## Short task
Without the pictures, set down the records below word for word.

## Material shown

## BEGIN

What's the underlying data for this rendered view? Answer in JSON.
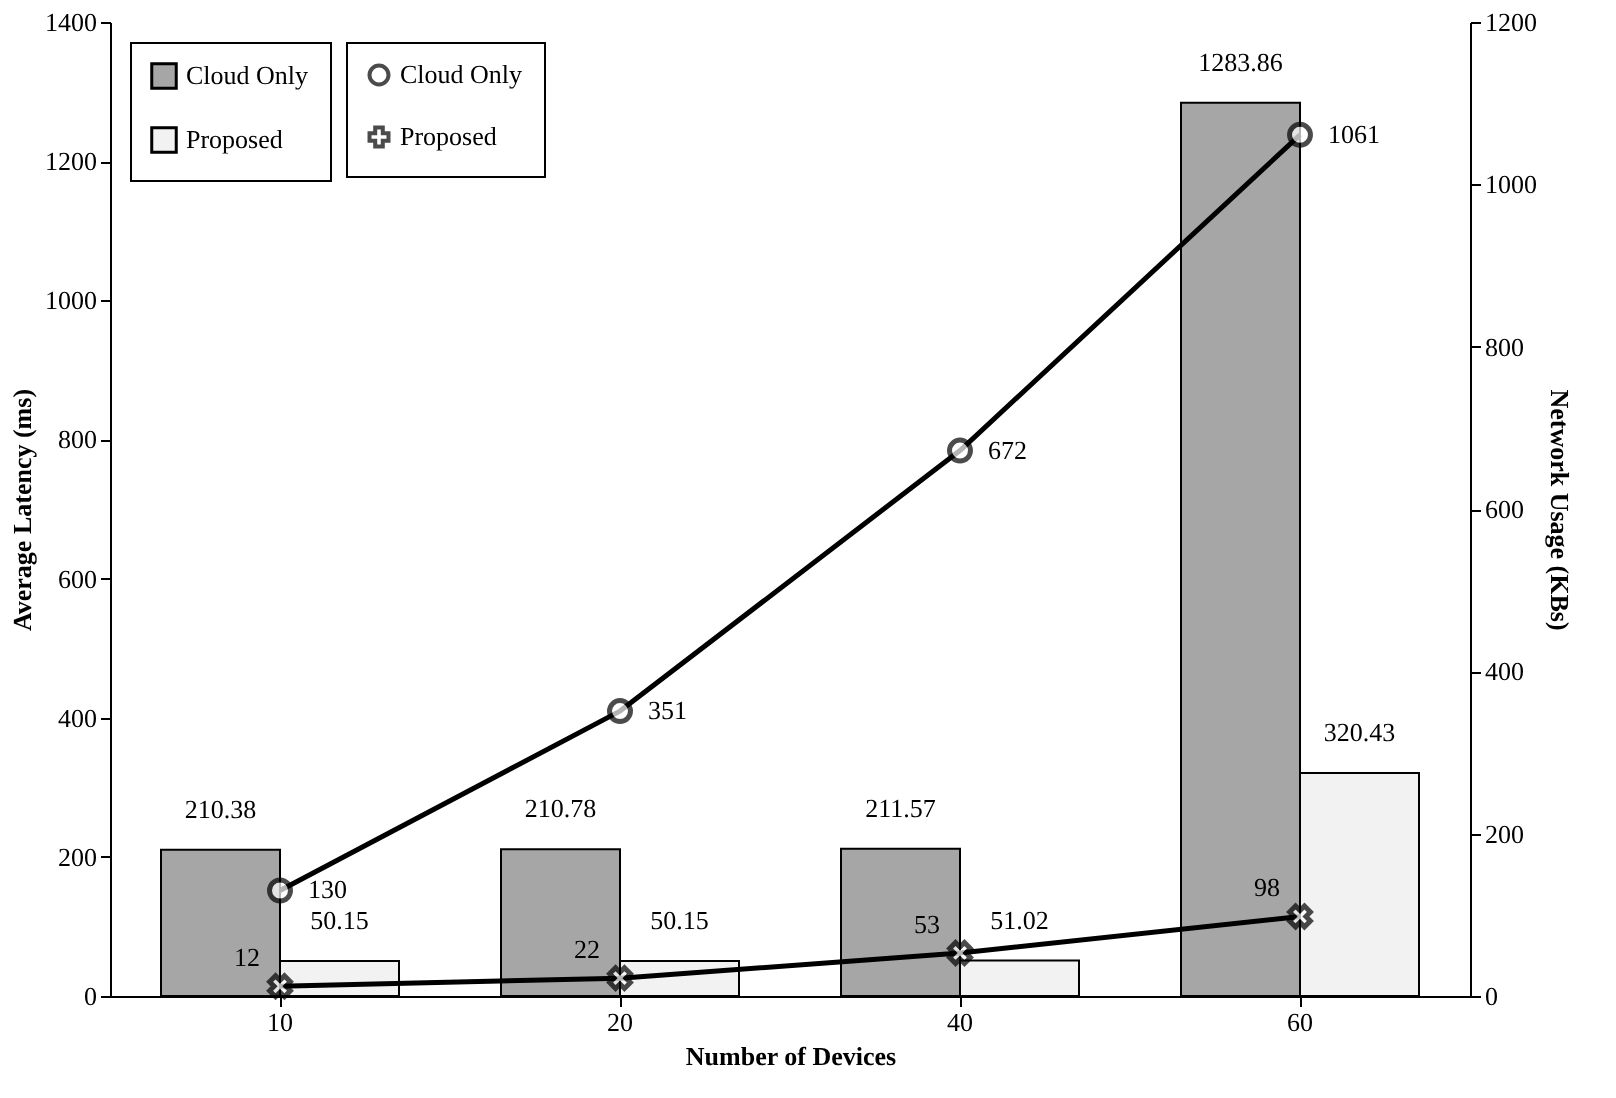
{
  "chart_data": {
    "type": "bar",
    "xlabel": "Number of Devices",
    "ylabel": "Average Latency (ms)",
    "y2label": "Network Usage (KBs)",
    "categories": [
      "10",
      "20",
      "40",
      "60"
    ],
    "series": [
      {
        "name": "Cloud Only",
        "color": "#a6a6a6",
        "values": [
          210.38,
          210.78,
          211.57,
          1283.86
        ]
      },
      {
        "name": "Proposed",
        "color": "#f2f2f2",
        "values": [
          50.15,
          50.15,
          51.02,
          320.43
        ]
      },
      {
        "name": "Cloud Only",
        "type": "line",
        "axis": "y2",
        "marker": "circle",
        "color": "#000000",
        "values": [
          130,
          351,
          672,
          1061
        ]
      },
      {
        "name": "Proposed",
        "type": "line",
        "axis": "y2",
        "marker": "cross",
        "color": "#000000",
        "values": [
          12,
          22,
          53,
          98
        ]
      }
    ],
    "ylim": [
      0,
      1400
    ],
    "yticks": [
      0,
      200,
      400,
      600,
      800,
      1000,
      1200,
      1400
    ],
    "y2lim": [
      0,
      1200
    ],
    "y2ticks": [
      0,
      200,
      400,
      600,
      800,
      1000,
      1200
    ],
    "data_labels": true,
    "grid": false,
    "legend": "top left"
  }
}
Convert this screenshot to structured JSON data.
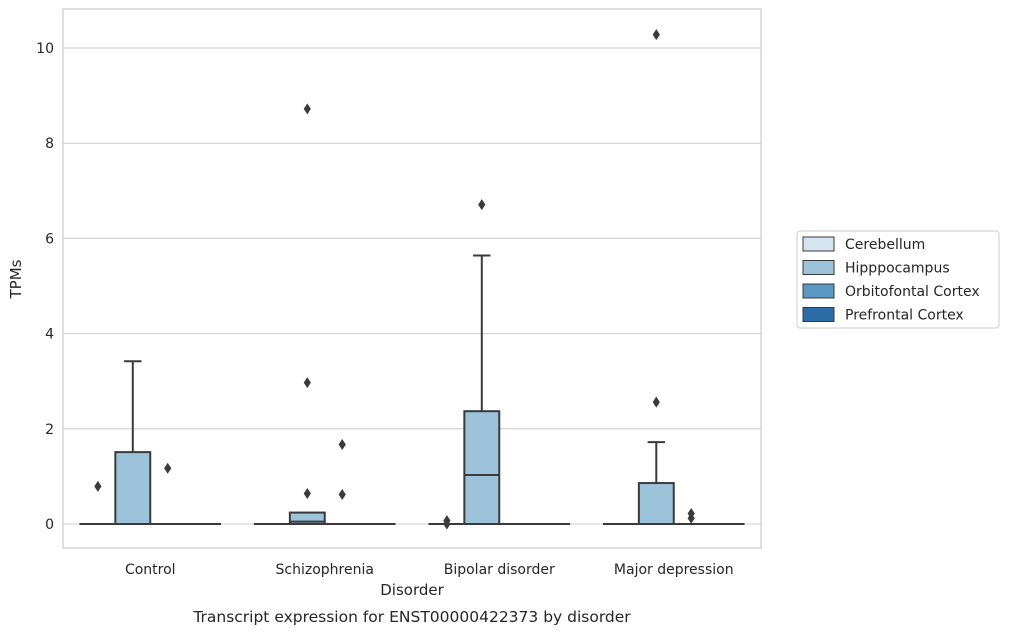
{
  "chart_data": {
    "type": "box",
    "caption": "Transcript expression for ENST00000422373 by disorder",
    "xlabel": "Disorder",
    "ylabel": "TPMs",
    "ylim": [
      -0.5,
      10.8
    ],
    "yticks": [
      0,
      2,
      4,
      6,
      8,
      10
    ],
    "grid": true,
    "legend_position": "right",
    "categories": [
      "Control",
      "Schizophrenia",
      "Bipolar disorder",
      "Major depression"
    ],
    "series": [
      {
        "name": "Cerebellum",
        "color": "#d6e4f0",
        "boxes": [
          {
            "q1": 0,
            "median": 0,
            "q3": 0,
            "whislo": 0,
            "whishi": 0,
            "fliers": [
              0.79
            ]
          },
          {
            "q1": 0,
            "median": 0,
            "q3": 0,
            "whislo": 0,
            "whishi": 0,
            "fliers": []
          },
          {
            "q1": 0,
            "median": 0,
            "q3": 0,
            "whislo": 0,
            "whishi": 0,
            "fliers": [
              0.0,
              0.07
            ]
          },
          {
            "q1": 0,
            "median": 0,
            "q3": 0,
            "whislo": 0,
            "whishi": 0,
            "fliers": []
          }
        ]
      },
      {
        "name": "Hipppocampus",
        "color": "#9dc3db",
        "boxes": [
          {
            "q1": 0,
            "median": 0,
            "q3": 1.51,
            "whislo": 0,
            "whishi": 3.42,
            "fliers": []
          },
          {
            "q1": 0,
            "median": 0.05,
            "q3": 0.24,
            "whislo": 0,
            "whishi": 0.24,
            "fliers": [
              8.72,
              2.97,
              0.64
            ]
          },
          {
            "q1": 0,
            "median": 1.03,
            "q3": 2.37,
            "whislo": 0,
            "whishi": 5.64,
            "fliers": [
              6.71
            ]
          },
          {
            "q1": 0,
            "median": 0,
            "q3": 0.86,
            "whislo": 0,
            "whishi": 1.72,
            "fliers": [
              10.28,
              2.56
            ]
          }
        ]
      },
      {
        "name": "Orbitofontal Cortex",
        "color": "#5a98c3",
        "boxes": [
          {
            "q1": 0,
            "median": 0,
            "q3": 0,
            "whislo": 0,
            "whishi": 0,
            "fliers": [
              1.17
            ]
          },
          {
            "q1": 0,
            "median": 0,
            "q3": 0,
            "whislo": 0,
            "whishi": 0,
            "fliers": [
              1.67,
              0.62
            ]
          },
          {
            "q1": 0,
            "median": 0,
            "q3": 0,
            "whislo": 0,
            "whishi": 0,
            "fliers": []
          },
          {
            "q1": 0,
            "median": 0,
            "q3": 0,
            "whislo": 0,
            "whishi": 0,
            "fliers": [
              0.22,
              0.12
            ]
          }
        ]
      },
      {
        "name": "Prefrontal Cortex",
        "color": "#2b6ba8",
        "boxes": [
          {
            "q1": 0,
            "median": 0,
            "q3": 0,
            "whislo": 0,
            "whishi": 0,
            "fliers": []
          },
          {
            "q1": 0,
            "median": 0,
            "q3": 0,
            "whislo": 0,
            "whishi": 0,
            "fliers": []
          },
          {
            "q1": 0,
            "median": 0,
            "q3": 0,
            "whislo": 0,
            "whishi": 0,
            "fliers": []
          },
          {
            "q1": 0,
            "median": 0,
            "q3": 0,
            "whislo": 0,
            "whishi": 0,
            "fliers": []
          }
        ]
      }
    ]
  }
}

## END

## Answer to this exercise
What's the underlying data for this rendered view? Answer in JSON.
{
  "chart_data": {
    "type": "bar",
    "xlabel": "Number of Devices",
    "ylabel": "Average Latency (ms)",
    "y2label": "Network Usage (KBs)",
    "categories": [
      "10",
      "20",
      "40",
      "60"
    ],
    "series": [
      {
        "name": "Cloud Only",
        "color": "#a6a6a6",
        "values": [
          210.38,
          210.78,
          211.57,
          1283.86
        ]
      },
      {
        "name": "Proposed",
        "color": "#f2f2f2",
        "values": [
          50.15,
          50.15,
          51.02,
          320.43
        ]
      },
      {
        "name": "Cloud Only",
        "type": "line",
        "axis": "y2",
        "marker": "circle",
        "color": "#000000",
        "values": [
          130,
          351,
          672,
          1061
        ]
      },
      {
        "name": "Proposed",
        "type": "line",
        "axis": "y2",
        "marker": "cross",
        "color": "#000000",
        "values": [
          12,
          22,
          53,
          98
        ]
      }
    ],
    "ylim": [
      0,
      1400
    ],
    "yticks": [
      0,
      200,
      400,
      600,
      800,
      1000,
      1200,
      1400
    ],
    "y2lim": [
      0,
      1200
    ],
    "y2ticks": [
      0,
      200,
      400,
      600,
      800,
      1000,
      1200
    ],
    "data_labels": true,
    "grid": false,
    "legend": "top left"
  }
}
Convert this screenshot to structured JSON data.
{
  "chart_data": {
    "type": "box",
    "caption": "Transcript expression for ENST00000422373 by disorder",
    "xlabel": "Disorder",
    "ylabel": "TPMs",
    "ylim": [
      -0.5,
      10.8
    ],
    "yticks": [
      0,
      2,
      4,
      6,
      8,
      10
    ],
    "grid": true,
    "legend_position": "right",
    "categories": [
      "Control",
      "Schizophrenia",
      "Bipolar disorder",
      "Major depression"
    ],
    "series": [
      {
        "name": "Cerebellum",
        "color": "#d6e4f0",
        "boxes": [
          {
            "q1": 0,
            "median": 0,
            "q3": 0,
            "whislo": 0,
            "whishi": 0,
            "fliers": [
              0.79
            ]
          },
          {
            "q1": 0,
            "median": 0,
            "q3": 0,
            "whislo": 0,
            "whishi": 0,
            "fliers": []
          },
          {
            "q1": 0,
            "median": 0,
            "q3": 0,
            "whislo": 0,
            "whishi": 0,
            "fliers": [
              0.0,
              0.07
            ]
          },
          {
            "q1": 0,
            "median": 0,
            "q3": 0,
            "whislo": 0,
            "whishi": 0,
            "fliers": []
          }
        ]
      },
      {
        "name": "Hipppocampus",
        "color": "#9dc3db",
        "boxes": [
          {
            "q1": 0,
            "median": 0,
            "q3": 1.51,
            "whislo": 0,
            "whishi": 3.42,
            "fliers": []
          },
          {
            "q1": 0,
            "median": 0.05,
            "q3": 0.24,
            "whislo": 0,
            "whishi": 0.24,
            "fliers": [
              8.72,
              2.97,
              0.64
            ]
          },
          {
            "q1": 0,
            "median": 1.03,
            "q3": 2.37,
            "whislo": 0,
            "whishi": 5.64,
            "fliers": [
              6.71
            ]
          },
          {
            "q1": 0,
            "median": 0,
            "q3": 0.86,
            "whislo": 0,
            "whishi": 1.72,
            "fliers": [
              10.28,
              2.56
            ]
          }
        ]
      },
      {
        "name": "Orbitofontal Cortex",
        "color": "#5a98c3",
        "boxes": [
          {
            "q1": 0,
            "median": 0,
            "q3": 0,
            "whislo": 0,
            "whishi": 0,
            "fliers": [
              1.17
            ]
          },
          {
            "q1": 0,
            "median": 0,
            "q3": 0,
            "whislo": 0,
            "whishi": 0,
            "fliers": [
              1.67,
              0.62
            ]
          },
          {
            "q1": 0,
            "median": 0,
            "q3": 0,
            "whislo": 0,
            "whishi": 0,
            "fliers": []
          },
          {
            "q1": 0,
            "median": 0,
            "q3": 0,
            "whislo": 0,
            "whishi": 0,
            "fliers": [
              0.22,
              0.12
            ]
          }
        ]
      },
      {
        "name": "Prefrontal Cortex",
        "color": "#2b6ba8",
        "boxes": [
          {
            "q1": 0,
            "median": 0,
            "q3": 0,
            "whislo": 0,
            "whishi": 0,
            "fliers": []
          },
          {
            "q1": 0,
            "median": 0,
            "q3": 0,
            "whislo": 0,
            "whishi": 0,
            "fliers": []
          },
          {
            "q1": 0,
            "median": 0,
            "q3": 0,
            "whislo": 0,
            "whishi": 0,
            "fliers": []
          },
          {
            "q1": 0,
            "median": 0,
            "q3": 0,
            "whislo": 0,
            "whishi": 0,
            "fliers": []
          }
        ]
      }
    ]
  }
}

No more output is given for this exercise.